» GIVEN INFORMATION

════════

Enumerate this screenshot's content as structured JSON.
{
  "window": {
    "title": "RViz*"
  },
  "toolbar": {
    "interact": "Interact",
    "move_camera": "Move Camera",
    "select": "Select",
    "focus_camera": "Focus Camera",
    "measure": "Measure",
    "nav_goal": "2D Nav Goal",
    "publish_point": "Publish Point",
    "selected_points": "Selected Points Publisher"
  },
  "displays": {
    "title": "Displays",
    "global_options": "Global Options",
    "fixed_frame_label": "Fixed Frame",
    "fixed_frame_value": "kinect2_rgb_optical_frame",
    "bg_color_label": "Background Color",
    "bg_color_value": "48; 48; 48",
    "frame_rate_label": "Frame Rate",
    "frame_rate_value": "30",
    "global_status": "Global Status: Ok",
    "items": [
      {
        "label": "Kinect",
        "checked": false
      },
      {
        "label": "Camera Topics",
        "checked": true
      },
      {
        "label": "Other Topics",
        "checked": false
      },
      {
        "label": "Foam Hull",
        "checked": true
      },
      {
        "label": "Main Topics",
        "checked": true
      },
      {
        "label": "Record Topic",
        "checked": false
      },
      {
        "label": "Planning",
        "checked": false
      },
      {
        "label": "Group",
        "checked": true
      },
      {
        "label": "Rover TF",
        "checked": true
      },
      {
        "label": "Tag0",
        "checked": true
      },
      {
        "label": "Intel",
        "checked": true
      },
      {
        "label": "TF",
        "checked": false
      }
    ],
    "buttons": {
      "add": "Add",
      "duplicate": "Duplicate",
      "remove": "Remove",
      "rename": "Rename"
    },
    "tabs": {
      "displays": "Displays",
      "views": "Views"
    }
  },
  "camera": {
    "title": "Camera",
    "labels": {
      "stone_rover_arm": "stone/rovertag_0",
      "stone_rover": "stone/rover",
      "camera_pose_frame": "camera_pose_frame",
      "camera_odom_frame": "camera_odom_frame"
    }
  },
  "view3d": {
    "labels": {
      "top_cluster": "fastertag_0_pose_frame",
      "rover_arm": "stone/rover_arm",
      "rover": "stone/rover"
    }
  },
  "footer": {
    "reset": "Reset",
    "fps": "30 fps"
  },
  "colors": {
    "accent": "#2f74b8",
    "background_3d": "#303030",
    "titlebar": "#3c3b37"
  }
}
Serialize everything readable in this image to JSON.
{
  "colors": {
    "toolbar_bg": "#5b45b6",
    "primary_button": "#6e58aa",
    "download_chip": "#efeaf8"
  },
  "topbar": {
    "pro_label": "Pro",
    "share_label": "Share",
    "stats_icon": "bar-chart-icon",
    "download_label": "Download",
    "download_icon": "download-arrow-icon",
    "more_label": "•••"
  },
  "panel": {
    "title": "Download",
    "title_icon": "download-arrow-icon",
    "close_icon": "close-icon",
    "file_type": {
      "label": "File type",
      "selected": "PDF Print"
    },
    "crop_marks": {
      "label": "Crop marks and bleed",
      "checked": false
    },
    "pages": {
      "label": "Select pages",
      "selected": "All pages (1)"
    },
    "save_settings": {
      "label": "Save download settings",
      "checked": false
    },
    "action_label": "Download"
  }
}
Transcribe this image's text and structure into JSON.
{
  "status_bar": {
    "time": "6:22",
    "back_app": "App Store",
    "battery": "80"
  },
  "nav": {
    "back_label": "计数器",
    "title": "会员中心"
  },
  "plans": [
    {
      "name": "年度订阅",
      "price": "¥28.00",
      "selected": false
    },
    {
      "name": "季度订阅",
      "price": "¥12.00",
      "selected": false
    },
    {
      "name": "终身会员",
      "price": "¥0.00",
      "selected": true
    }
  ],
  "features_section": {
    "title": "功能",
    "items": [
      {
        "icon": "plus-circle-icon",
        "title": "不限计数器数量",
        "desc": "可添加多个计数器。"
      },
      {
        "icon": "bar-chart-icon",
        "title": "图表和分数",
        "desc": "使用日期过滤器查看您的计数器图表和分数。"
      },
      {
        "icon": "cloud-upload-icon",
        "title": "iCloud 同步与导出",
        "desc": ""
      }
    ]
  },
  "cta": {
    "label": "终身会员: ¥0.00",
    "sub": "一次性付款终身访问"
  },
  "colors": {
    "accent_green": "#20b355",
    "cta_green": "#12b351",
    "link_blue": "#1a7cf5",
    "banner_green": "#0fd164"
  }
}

════════

Every line above should be written out again exactly as it stands.

» FINISHED ANSWER
Enumerate this screenshot's content as structured JSON.
{
  "window": {
    "title": "RViz*"
  },
  "toolbar": {
    "interact": "Interact",
    "move_camera": "Move Camera",
    "select": "Select",
    "focus_camera": "Focus Camera",
    "measure": "Measure",
    "nav_goal": "2D Nav Goal",
    "publish_point": "Publish Point",
    "selected_points": "Selected Points Publisher"
  },
  "displays": {
    "title": "Displays",
    "global_options": "Global Options",
    "fixed_frame_label": "Fixed Frame",
    "fixed_frame_value": "kinect2_rgb_optical_frame",
    "bg_color_label": "Background Color",
    "bg_color_value": "48; 48; 48",
    "frame_rate_label": "Frame Rate",
    "frame_rate_value": "30",
    "global_status": "Global Status: Ok",
    "items": [
      {
        "label": "Kinect",
        "checked": false
      },
      {
        "label": "Camera Topics",
        "checked": true
      },
      {
        "label": "Other Topics",
        "checked": false
      },
      {
        "label": "Foam Hull",
        "checked": true
      },
      {
        "label": "Main Topics",
        "checked": true
      },
      {
        "label": "Record Topic",
        "checked": false
      },
      {
        "label": "Planning",
        "checked": false
      },
      {
        "label": "Group",
        "checked": true
      },
      {
        "label": "Rover TF",
        "checked": true
      },
      {
        "label": "Tag0",
        "checked": true
      },
      {
        "label": "Intel",
        "checked": true
      },
      {
        "label": "TF",
        "checked": false
      }
    ],
    "buttons": {
      "add": "Add",
      "duplicate": "Duplicate",
      "remove": "Remove",
      "rename": "Rename"
    },
    "tabs": {
      "displays": "Displays",
      "views": "Views"
    }
  },
  "camera": {
    "title": "Camera",
    "labels": {
      "stone_rover_arm": "stone/rovertag_0",
      "stone_rover": "stone/rover",
      "camera_pose_frame": "camera_pose_frame",
      "camera_odom_frame": "camera_odom_frame"
    }
  },
  "view3d": {
    "labels": {
      "top_cluster": "fastertag_0_pose_frame",
      "rover_arm": "stone/rover_arm",
      "rover": "stone/rover"
    }
  },
  "footer": {
    "reset": "Reset",
    "fps": "30 fps"
  },
  "colors": {
    "accent": "#2f74b8",
    "background_3d": "#303030",
    "titlebar": "#3c3b37"
  }
}
Serialize everything readable in this image to JSON.
{
  "colors": {
    "toolbar_bg": "#5b45b6",
    "primary_button": "#6e58aa",
    "download_chip": "#efeaf8"
  },
  "topbar": {
    "pro_label": "Pro",
    "share_label": "Share",
    "stats_icon": "bar-chart-icon",
    "download_label": "Download",
    "download_icon": "download-arrow-icon",
    "more_label": "•••"
  },
  "panel": {
    "title": "Download",
    "title_icon": "download-arrow-icon",
    "close_icon": "close-icon",
    "file_type": {
      "label": "File type",
      "selected": "PDF Print"
    },
    "crop_marks": {
      "label": "Crop marks and bleed",
      "checked": false
    },
    "pages": {
      "label": "Select pages",
      "selected": "All pages (1)"
    },
    "save_settings": {
      "label": "Save download settings",
      "checked": false
    },
    "action_label": "Download"
  }
}
Transcribe this image's text and structure into JSON.
{
  "status_bar": {
    "time": "6:22",
    "back_app": "App Store",
    "battery": "80"
  },
  "nav": {
    "back_label": "计数器",
    "title": "会员中心"
  },
  "plans": [
    {
      "name": "年度订阅",
      "price": "¥28.00",
      "selected": false
    },
    {
      "name": "季度订阅",
      "price": "¥12.00",
      "selected": false
    },
    {
      "name": "终身会员",
      "price": "¥0.00",
      "selected": true
    }
  ],
  "features_section": {
    "title": "功能",
    "items": [
      {
        "icon": "plus-circle-icon",
        "title": "不限计数器数量",
        "desc": "可添加多个计数器。"
      },
      {
        "icon": "bar-chart-icon",
        "title": "图表和分数",
        "desc": "使用日期过滤器查看您的计数器图表和分数。"
      },
      {
        "icon": "cloud-upload-icon",
        "title": "iCloud 同步与导出",
        "desc": ""
      }
    ]
  },
  "cta": {
    "label": "终身会员: ¥0.00",
    "sub": "一次性付款终身访问"
  },
  "colors": {
    "accent_green": "#20b355",
    "cta_green": "#12b351",
    "link_blue": "#1a7cf5",
    "banner_green": "#0fd164"
  }
}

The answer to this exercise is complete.